### WRITTEN EXERCISE
Could you reproduce the records verbatim, beginning with their first line and ending after the line that contains "list-item: 6505551234did u"?

### DATA SHOWN
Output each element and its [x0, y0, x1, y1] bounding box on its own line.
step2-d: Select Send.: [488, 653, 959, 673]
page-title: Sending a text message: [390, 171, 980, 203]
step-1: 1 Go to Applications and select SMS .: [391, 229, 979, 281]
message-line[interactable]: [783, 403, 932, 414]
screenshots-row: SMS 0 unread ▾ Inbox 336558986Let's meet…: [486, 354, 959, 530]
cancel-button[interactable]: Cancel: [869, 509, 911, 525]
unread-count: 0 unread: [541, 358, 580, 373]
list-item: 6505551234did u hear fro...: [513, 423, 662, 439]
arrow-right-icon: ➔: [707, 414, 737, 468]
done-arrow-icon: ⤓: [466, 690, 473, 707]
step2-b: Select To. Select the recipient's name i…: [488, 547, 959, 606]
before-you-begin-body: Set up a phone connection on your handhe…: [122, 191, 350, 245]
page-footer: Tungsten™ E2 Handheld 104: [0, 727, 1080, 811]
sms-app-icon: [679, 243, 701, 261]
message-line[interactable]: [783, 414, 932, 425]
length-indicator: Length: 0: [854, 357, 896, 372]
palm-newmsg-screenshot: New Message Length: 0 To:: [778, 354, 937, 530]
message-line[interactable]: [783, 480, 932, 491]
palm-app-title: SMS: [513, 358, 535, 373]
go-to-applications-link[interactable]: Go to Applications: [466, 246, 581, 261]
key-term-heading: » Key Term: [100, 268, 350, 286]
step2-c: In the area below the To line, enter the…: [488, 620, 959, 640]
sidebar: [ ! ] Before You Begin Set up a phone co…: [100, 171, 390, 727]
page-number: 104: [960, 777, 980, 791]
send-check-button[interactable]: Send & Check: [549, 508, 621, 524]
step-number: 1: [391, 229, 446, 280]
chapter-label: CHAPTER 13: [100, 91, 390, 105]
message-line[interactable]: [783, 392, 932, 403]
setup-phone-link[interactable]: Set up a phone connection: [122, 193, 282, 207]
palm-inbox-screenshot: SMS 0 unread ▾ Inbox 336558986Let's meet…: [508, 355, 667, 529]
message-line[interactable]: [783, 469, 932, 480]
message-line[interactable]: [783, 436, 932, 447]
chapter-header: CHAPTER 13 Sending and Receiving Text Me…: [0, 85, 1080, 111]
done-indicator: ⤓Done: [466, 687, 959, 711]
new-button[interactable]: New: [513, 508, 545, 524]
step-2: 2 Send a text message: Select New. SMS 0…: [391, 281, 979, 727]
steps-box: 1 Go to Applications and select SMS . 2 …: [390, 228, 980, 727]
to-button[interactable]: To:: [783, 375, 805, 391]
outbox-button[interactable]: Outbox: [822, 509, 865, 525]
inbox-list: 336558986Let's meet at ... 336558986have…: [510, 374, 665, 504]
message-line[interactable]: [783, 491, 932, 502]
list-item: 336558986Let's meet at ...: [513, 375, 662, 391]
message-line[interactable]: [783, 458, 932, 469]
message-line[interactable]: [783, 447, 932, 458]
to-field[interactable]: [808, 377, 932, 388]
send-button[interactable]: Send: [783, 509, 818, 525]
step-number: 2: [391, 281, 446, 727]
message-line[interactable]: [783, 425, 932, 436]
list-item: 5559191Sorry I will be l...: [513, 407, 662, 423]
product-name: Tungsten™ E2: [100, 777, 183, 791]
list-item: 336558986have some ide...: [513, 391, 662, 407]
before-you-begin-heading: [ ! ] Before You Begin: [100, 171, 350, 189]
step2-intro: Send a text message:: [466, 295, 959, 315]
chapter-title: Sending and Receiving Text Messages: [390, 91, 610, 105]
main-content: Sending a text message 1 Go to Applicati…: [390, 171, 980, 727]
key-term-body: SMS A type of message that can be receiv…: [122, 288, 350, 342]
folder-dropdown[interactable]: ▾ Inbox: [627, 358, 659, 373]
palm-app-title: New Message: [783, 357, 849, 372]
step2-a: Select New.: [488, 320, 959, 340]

### ANSWER TO THE PROBLEM
Output each element and its [x0, y0, x1, y1] bounding box on its own line.
step2-d: Select Send.: [488, 653, 959, 673]
page-title: Sending a text message: [390, 171, 980, 203]
step-1: 1 Go to Applications and select SMS .: [391, 229, 979, 281]
message-line[interactable]: [783, 403, 932, 414]
screenshots-row: SMS 0 unread ▾ Inbox 336558986Let's meet…: [486, 354, 959, 530]
cancel-button[interactable]: Cancel: [869, 509, 911, 525]
unread-count: 0 unread: [541, 358, 580, 373]
list-item: 6505551234did u hear fro...: [513, 423, 662, 439]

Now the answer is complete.